*** Excerpted records

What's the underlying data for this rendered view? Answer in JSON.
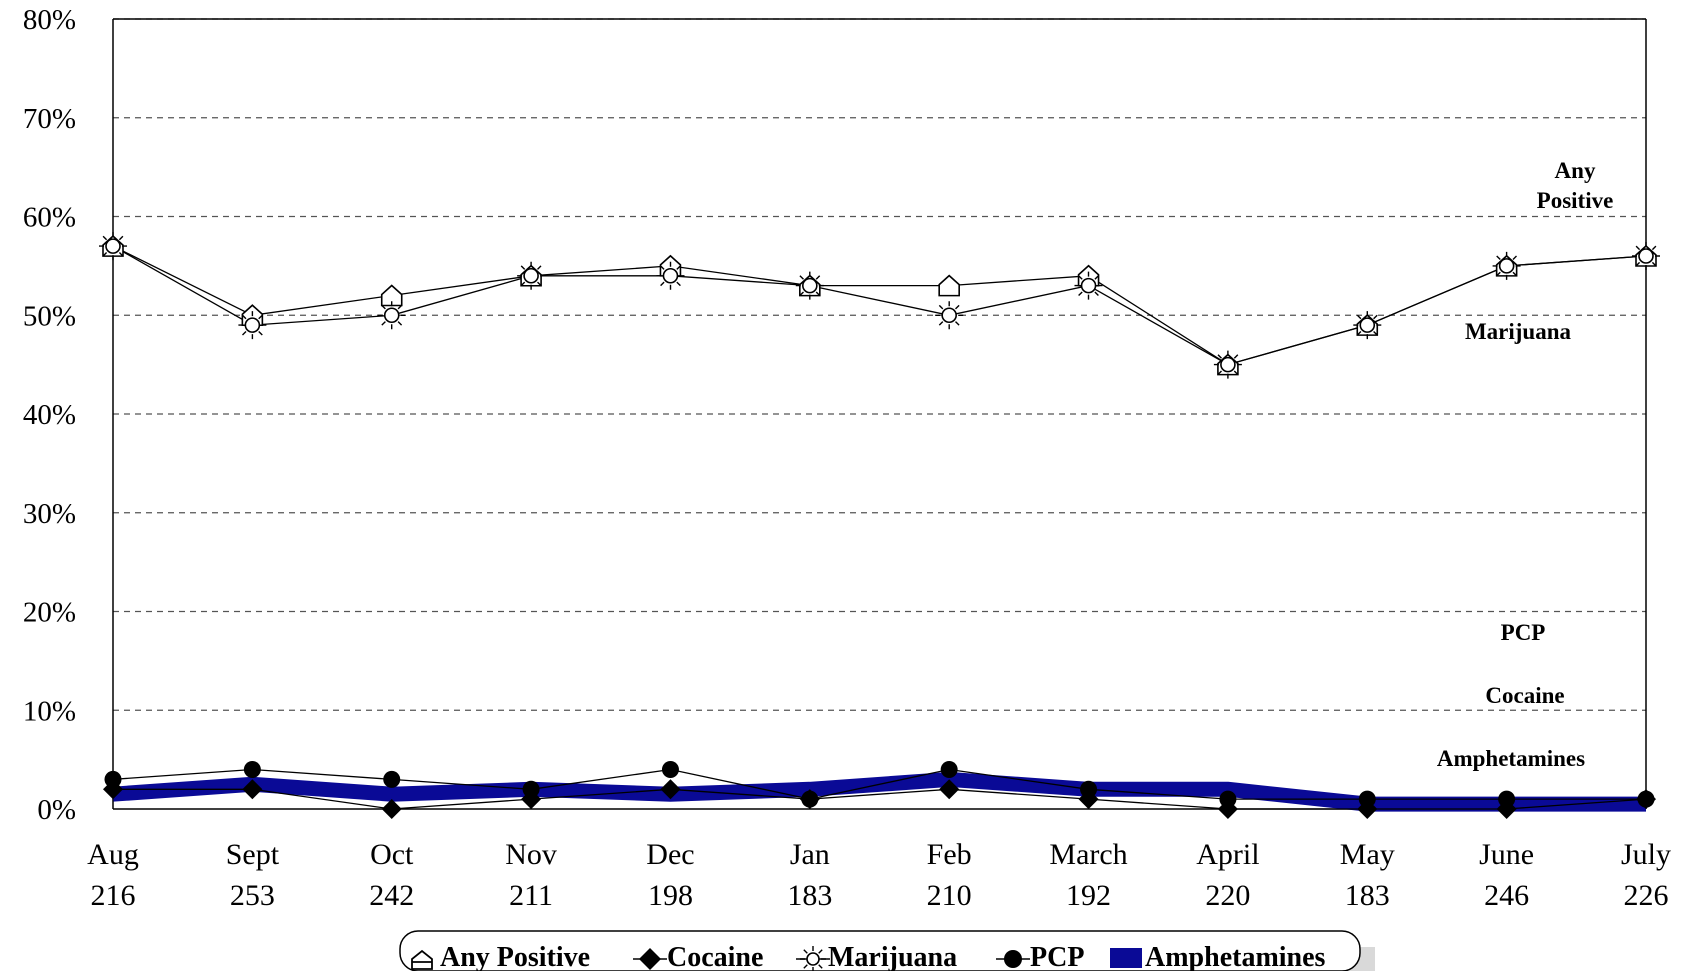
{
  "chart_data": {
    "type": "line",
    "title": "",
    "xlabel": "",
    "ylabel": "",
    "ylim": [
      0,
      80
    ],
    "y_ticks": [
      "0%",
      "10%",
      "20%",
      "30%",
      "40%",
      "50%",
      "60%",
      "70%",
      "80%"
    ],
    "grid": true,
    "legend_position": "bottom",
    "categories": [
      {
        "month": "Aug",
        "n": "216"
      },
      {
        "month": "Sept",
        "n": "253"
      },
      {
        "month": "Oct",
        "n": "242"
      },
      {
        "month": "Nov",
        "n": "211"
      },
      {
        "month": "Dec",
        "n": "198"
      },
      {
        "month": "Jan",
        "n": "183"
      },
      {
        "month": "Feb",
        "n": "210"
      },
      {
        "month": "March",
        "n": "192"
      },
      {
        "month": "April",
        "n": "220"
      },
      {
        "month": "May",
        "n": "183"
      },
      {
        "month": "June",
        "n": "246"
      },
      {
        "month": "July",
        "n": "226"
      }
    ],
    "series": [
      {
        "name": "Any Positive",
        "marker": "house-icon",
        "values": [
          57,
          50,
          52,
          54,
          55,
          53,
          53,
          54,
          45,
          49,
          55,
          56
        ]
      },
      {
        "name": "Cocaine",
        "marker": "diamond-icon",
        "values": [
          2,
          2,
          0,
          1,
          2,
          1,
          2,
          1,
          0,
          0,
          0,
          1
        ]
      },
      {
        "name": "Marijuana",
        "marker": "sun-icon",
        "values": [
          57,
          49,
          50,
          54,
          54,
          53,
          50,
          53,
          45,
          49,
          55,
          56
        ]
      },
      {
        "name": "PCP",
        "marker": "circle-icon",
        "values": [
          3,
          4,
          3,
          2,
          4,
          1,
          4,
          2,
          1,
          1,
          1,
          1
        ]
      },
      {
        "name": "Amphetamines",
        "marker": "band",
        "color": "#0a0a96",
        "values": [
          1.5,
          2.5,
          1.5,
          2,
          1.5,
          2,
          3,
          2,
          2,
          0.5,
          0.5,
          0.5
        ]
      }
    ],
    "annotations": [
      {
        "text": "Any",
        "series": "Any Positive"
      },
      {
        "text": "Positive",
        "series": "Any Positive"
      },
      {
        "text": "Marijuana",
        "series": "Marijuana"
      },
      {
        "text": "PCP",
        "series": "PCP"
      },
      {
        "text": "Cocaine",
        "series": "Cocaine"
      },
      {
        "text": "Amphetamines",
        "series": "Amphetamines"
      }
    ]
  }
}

******

# Brief
Keep the pictures out of your copy, and repeat every entry above exactly.

# Answer for the task
What's the underlying data for this rendered view? Answer in JSON.
{
  "chart_data": {
    "type": "line",
    "title": "",
    "xlabel": "",
    "ylabel": "",
    "ylim": [
      0,
      80
    ],
    "y_ticks": [
      "0%",
      "10%",
      "20%",
      "30%",
      "40%",
      "50%",
      "60%",
      "70%",
      "80%"
    ],
    "grid": true,
    "legend_position": "bottom",
    "categories": [
      {
        "month": "Aug",
        "n": "216"
      },
      {
        "month": "Sept",
        "n": "253"
      },
      {
        "month": "Oct",
        "n": "242"
      },
      {
        "month": "Nov",
        "n": "211"
      },
      {
        "month": "Dec",
        "n": "198"
      },
      {
        "month": "Jan",
        "n": "183"
      },
      {
        "month": "Feb",
        "n": "210"
      },
      {
        "month": "March",
        "n": "192"
      },
      {
        "month": "April",
        "n": "220"
      },
      {
        "month": "May",
        "n": "183"
      },
      {
        "month": "June",
        "n": "246"
      },
      {
        "month": "July",
        "n": "226"
      }
    ],
    "series": [
      {
        "name": "Any Positive",
        "marker": "house-icon",
        "values": [
          57,
          50,
          52,
          54,
          55,
          53,
          53,
          54,
          45,
          49,
          55,
          56
        ]
      },
      {
        "name": "Cocaine",
        "marker": "diamond-icon",
        "values": [
          2,
          2,
          0,
          1,
          2,
          1,
          2,
          1,
          0,
          0,
          0,
          1
        ]
      },
      {
        "name": "Marijuana",
        "marker": "sun-icon",
        "values": [
          57,
          49,
          50,
          54,
          54,
          53,
          50,
          53,
          45,
          49,
          55,
          56
        ]
      },
      {
        "name": "PCP",
        "marker": "circle-icon",
        "values": [
          3,
          4,
          3,
          2,
          4,
          1,
          4,
          2,
          1,
          1,
          1,
          1
        ]
      },
      {
        "name": "Amphetamines",
        "marker": "band",
        "color": "#0a0a96",
        "values": [
          1.5,
          2.5,
          1.5,
          2,
          1.5,
          2,
          3,
          2,
          2,
          0.5,
          0.5,
          0.5
        ]
      }
    ],
    "annotations": [
      {
        "text": "Any",
        "series": "Any Positive"
      },
      {
        "text": "Positive",
        "series": "Any Positive"
      },
      {
        "text": "Marijuana",
        "series": "Marijuana"
      },
      {
        "text": "PCP",
        "series": "PCP"
      },
      {
        "text": "Cocaine",
        "series": "Cocaine"
      },
      {
        "text": "Amphetamines",
        "series": "Amphetamines"
      }
    ]
  }
}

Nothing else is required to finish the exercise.